• [PASSAGE]:
+++++

- The Washington Times - Wednesday, December 27, 2000

A new administration is coming to town. Will its new Federal Communications Commission (FCC) have any more success in promoting competition in telecommunications than the last one? Consumers can only hope so. In the last few years that vital sector of the New Economy has strayed back into what I have called remonopolization.

Last week, phone competition received a temporary reprieve, at least in Massachusetts. The giant local phone conglomerate, Verizon, withdrew its application to the FCC to provide long distance service there. Under FCC rules implementing the 1966 Telecommunications Act, such long-distance plums are supposed to be awarded only if a Bell opens its local monopoly to competition the primary goal of the law. This reprieve, though, is likely to be short-lived, as Verizon and the other four regional Bell operating companies from AT&T;'s breakup are on a crusade to destroy the Telecom Act and its promise of consumer choice.As Peter J. Howe of The Boston Globe reported Dec. 17, two Verizon rivals in the Boston area HarvardNet and Digital Broadband Communications were pulling the plug on their red-ink-hemorrhaging digital subscriber line (DSL) services, the phone version of highspeed broadband access to the Internet. Their action followed large cutbacks by some of the biggest of the so-called CLECs (competitive local exchange carriers): Covad, Rhythms NetConnections, NorthPoint Communications and Network Access Solutions.

The quick explanation for the CLECs' declines is that they fell out of favor on Wall Street, with their stock prices plummeting 90 percent in recent months. Underlying their difficulties, though, is something more disturbing. It's the Bells' ability to thwart the intent of the Telecom Act and strengthen their monopolies instead.

In 1996, there were eight local companies the seven Baby Bells plus GTE. Now there are only four. Verizon is the combination of Bell Atlantic, Nynex and GTE. SBC is the agglomeration of Southwestern Bell, Pacific Bell and that Bell of the Midwest, Ameritech. Even as the Bells have enlarged their regional monopolies, they've maintained their stranglehold on the last mile of phone line. They've done so crudely, trying to derail the Telecom Act they helped negotiate in court and in Congress. They've sued and sought legislation to overturn rules keeping them out of long-distance until they've opened their networks. And when they have sold services to rivals as required, they've often not delivered all they promised.

Covad, for example, won a $27 million arbitration award in May from SBC's PacBell branch, after arbitrators found PacBell had falsely claimed there wasn't enough room at its key office in Menlo, Calif., for gear Covad needed to provide its customers DSL service. Bell was hit with another $960,000 in penalties from October last year to February for failing to work with other competing phone companies.

+++++

• [DATA FOR REVIEW]:
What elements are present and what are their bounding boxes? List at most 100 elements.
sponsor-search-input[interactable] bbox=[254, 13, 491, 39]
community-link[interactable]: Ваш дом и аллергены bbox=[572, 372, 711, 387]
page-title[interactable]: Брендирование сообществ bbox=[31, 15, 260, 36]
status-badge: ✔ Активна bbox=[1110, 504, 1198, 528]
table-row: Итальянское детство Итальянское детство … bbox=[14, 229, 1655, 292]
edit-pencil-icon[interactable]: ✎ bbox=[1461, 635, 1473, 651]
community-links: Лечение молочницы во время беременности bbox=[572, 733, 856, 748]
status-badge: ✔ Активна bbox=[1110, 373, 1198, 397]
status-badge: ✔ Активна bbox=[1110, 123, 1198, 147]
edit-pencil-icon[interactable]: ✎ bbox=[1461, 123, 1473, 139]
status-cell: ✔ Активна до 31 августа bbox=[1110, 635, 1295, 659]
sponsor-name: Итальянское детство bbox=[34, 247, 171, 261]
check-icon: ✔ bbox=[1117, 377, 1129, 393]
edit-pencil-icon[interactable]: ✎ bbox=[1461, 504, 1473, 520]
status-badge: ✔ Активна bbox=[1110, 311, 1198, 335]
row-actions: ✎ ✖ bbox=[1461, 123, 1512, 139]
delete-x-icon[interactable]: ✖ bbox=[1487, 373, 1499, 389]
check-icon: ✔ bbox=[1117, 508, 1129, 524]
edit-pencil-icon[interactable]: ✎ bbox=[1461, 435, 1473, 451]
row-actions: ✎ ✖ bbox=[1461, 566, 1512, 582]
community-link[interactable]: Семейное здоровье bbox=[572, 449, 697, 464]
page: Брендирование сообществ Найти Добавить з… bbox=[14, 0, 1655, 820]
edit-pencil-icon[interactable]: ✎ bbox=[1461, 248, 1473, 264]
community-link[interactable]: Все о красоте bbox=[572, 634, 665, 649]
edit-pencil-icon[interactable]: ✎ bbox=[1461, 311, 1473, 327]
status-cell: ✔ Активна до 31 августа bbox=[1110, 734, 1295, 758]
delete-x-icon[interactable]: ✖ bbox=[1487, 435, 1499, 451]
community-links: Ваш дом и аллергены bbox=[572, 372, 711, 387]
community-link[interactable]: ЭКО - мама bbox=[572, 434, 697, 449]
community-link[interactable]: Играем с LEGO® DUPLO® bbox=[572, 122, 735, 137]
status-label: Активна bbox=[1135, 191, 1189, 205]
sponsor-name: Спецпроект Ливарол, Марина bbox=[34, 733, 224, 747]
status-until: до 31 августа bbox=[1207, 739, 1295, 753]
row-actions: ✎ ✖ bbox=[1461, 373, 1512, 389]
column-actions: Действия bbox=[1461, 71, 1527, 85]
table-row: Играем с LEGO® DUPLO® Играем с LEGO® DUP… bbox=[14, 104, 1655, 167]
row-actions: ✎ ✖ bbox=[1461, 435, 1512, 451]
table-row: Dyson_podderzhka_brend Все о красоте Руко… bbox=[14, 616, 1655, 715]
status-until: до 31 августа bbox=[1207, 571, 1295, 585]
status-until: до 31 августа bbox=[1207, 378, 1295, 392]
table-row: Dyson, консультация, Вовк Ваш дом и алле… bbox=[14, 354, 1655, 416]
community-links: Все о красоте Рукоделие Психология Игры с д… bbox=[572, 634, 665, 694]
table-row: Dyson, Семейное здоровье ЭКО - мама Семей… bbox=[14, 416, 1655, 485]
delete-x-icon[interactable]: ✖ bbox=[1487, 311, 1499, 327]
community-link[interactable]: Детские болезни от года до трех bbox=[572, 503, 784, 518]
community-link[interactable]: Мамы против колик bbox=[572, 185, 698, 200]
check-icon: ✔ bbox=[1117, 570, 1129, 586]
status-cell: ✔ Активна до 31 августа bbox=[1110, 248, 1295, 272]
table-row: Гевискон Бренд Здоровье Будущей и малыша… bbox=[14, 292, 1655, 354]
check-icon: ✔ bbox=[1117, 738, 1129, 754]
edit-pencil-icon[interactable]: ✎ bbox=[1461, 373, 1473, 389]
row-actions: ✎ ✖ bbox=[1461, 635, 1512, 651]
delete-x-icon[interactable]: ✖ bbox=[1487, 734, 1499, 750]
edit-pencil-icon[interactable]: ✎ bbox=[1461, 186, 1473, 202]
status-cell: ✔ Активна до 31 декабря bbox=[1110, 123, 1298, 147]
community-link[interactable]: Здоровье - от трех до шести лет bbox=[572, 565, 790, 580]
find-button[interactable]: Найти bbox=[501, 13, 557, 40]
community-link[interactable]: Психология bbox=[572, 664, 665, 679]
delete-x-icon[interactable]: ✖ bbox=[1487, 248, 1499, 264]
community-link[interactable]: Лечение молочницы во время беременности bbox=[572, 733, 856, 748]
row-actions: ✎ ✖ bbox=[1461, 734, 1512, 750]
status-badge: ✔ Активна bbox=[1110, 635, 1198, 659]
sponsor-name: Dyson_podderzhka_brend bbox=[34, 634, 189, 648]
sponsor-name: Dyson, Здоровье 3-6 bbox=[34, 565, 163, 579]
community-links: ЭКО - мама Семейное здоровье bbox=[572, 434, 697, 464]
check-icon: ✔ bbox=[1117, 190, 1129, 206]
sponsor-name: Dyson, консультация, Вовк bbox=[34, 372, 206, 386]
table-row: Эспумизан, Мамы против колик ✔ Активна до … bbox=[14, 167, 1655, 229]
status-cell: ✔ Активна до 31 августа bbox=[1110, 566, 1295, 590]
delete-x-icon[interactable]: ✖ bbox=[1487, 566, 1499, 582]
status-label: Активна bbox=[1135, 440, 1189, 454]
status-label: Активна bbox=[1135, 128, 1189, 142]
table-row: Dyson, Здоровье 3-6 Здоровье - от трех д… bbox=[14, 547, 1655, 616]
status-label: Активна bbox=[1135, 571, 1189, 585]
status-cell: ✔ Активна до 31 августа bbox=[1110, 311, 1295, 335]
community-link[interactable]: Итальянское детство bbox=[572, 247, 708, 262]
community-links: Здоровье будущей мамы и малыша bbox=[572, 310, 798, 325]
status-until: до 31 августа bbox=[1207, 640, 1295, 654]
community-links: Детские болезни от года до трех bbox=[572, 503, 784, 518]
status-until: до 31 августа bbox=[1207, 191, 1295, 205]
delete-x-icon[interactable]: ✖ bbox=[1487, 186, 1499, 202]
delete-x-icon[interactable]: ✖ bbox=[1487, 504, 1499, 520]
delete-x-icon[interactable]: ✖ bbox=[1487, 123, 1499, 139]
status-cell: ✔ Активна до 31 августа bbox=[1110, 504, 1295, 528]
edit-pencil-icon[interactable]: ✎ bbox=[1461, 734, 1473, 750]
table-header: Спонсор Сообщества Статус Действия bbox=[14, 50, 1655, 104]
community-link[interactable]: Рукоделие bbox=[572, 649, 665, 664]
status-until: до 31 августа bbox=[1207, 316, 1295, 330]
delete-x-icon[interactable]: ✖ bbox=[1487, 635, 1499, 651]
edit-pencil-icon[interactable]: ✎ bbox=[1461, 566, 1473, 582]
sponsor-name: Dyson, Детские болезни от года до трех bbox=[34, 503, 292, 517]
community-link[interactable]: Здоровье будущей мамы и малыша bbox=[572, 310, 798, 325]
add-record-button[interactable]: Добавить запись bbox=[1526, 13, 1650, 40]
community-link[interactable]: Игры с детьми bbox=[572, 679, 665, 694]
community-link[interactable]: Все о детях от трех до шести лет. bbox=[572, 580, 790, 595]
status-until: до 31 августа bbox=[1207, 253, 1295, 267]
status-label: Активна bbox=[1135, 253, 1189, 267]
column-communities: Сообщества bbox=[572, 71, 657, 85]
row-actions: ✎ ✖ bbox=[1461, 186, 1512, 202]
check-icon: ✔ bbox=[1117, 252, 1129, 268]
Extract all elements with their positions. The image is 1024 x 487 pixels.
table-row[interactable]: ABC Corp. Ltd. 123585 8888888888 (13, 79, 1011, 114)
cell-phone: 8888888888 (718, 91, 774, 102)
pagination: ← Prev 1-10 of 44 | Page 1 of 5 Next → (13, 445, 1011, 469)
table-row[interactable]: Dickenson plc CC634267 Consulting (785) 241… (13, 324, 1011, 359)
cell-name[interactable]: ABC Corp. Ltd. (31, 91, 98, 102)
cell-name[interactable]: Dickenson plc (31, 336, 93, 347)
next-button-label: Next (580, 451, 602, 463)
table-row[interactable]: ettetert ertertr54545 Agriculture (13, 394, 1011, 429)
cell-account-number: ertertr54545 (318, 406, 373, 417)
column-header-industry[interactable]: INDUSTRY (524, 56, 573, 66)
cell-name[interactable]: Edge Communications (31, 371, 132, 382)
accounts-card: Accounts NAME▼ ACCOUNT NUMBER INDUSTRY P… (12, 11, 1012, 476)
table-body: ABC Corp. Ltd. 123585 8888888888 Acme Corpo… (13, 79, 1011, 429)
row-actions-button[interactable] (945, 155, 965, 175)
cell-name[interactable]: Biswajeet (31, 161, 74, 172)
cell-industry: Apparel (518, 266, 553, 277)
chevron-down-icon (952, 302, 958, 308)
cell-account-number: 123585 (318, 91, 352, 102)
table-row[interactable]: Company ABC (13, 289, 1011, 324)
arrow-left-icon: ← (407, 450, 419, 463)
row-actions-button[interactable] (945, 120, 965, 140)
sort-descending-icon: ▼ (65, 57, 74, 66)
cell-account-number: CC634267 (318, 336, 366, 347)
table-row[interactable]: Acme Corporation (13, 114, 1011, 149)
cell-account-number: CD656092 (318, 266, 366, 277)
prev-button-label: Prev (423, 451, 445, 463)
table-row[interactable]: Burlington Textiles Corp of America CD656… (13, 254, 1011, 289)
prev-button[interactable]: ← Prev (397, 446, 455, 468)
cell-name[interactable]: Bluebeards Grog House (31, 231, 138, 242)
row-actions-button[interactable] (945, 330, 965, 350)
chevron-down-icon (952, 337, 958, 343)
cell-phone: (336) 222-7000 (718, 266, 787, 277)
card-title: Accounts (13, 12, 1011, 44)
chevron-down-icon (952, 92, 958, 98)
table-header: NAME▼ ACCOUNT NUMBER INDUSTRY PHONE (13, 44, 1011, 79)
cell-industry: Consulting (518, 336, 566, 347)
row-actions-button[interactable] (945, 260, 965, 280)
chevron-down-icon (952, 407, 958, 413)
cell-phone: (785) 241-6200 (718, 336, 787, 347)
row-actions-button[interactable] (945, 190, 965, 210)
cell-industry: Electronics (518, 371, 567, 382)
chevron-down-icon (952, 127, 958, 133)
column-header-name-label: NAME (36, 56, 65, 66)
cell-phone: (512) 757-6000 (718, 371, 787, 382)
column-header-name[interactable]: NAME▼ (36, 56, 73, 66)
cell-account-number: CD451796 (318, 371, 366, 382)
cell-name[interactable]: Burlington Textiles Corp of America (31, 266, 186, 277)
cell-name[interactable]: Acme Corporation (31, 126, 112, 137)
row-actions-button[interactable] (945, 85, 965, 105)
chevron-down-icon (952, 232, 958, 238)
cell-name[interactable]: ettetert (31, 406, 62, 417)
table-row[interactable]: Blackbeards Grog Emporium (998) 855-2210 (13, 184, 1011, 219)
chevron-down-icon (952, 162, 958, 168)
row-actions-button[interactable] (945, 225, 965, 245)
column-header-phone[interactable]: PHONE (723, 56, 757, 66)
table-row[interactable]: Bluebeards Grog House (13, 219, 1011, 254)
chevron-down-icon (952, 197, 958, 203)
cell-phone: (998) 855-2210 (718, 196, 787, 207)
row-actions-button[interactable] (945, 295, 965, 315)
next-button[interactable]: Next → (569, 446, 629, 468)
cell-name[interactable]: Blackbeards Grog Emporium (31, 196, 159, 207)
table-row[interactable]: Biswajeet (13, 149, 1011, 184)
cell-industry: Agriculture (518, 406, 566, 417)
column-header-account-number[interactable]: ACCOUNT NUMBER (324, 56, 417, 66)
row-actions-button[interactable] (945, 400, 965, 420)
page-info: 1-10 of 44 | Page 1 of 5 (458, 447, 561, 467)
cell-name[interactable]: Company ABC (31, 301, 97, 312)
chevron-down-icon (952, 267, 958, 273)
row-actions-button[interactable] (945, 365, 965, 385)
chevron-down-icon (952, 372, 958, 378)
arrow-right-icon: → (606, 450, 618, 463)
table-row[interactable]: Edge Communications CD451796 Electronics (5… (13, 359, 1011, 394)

+++++

• [TASK BRIEF]: Please list the competitive local exchange carriers that the article on telephone competition says made large cutbacks.

• [TASK RESPONSE]: Covad, Rhythms NetConnections, NorthPoint Communications, Network Access Solutions